→ **STATED GOAL**
Read through the data and report every line in which the word "probable" occurs.

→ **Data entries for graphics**
——

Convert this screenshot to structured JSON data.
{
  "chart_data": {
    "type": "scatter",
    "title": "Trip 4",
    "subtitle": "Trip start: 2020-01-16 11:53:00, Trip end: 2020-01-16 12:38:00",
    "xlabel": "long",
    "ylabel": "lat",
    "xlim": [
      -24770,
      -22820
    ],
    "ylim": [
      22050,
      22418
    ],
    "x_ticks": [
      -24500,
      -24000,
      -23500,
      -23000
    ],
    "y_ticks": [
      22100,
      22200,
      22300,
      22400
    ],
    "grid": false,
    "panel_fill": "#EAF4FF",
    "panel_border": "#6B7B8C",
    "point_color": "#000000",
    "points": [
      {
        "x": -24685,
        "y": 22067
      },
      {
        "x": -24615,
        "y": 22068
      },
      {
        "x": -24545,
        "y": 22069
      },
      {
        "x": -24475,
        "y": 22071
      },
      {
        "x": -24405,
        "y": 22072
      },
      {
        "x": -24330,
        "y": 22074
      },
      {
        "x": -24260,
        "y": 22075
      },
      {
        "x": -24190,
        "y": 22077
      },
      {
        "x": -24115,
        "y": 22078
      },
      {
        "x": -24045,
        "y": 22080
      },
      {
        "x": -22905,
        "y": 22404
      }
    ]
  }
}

——

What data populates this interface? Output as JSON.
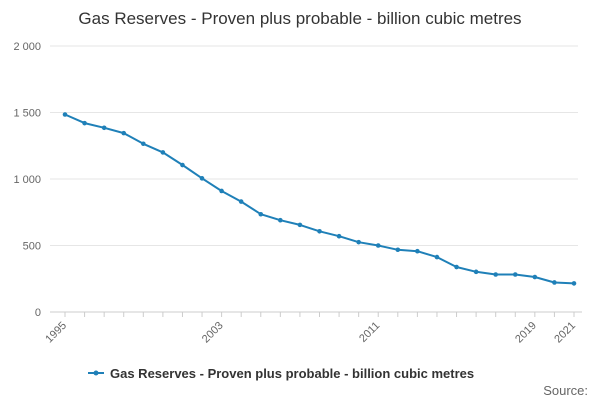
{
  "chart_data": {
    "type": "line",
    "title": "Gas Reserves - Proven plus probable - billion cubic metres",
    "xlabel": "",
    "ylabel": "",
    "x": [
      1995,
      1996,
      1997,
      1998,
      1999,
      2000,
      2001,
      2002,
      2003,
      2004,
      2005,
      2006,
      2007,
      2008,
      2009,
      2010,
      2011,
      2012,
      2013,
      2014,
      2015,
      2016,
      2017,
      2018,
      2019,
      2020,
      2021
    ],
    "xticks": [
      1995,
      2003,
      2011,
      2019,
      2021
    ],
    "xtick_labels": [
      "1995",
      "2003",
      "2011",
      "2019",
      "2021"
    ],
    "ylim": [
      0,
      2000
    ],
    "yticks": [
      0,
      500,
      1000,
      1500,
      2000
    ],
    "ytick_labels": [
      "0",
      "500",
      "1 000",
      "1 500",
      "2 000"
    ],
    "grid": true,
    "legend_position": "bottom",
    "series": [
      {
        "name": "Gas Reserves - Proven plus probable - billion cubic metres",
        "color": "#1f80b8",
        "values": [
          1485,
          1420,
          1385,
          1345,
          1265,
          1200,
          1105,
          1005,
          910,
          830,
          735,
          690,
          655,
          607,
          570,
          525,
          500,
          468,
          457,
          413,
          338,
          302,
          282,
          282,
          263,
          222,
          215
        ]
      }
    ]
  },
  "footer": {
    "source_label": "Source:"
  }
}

——

→ **SOLUTION TO THIS PROBLEM**
    "title": "Gas Reserves - Proven plus probable - billion cubic metres",
        "name": "Gas Reserves - Proven plus probable - billion cubic metres",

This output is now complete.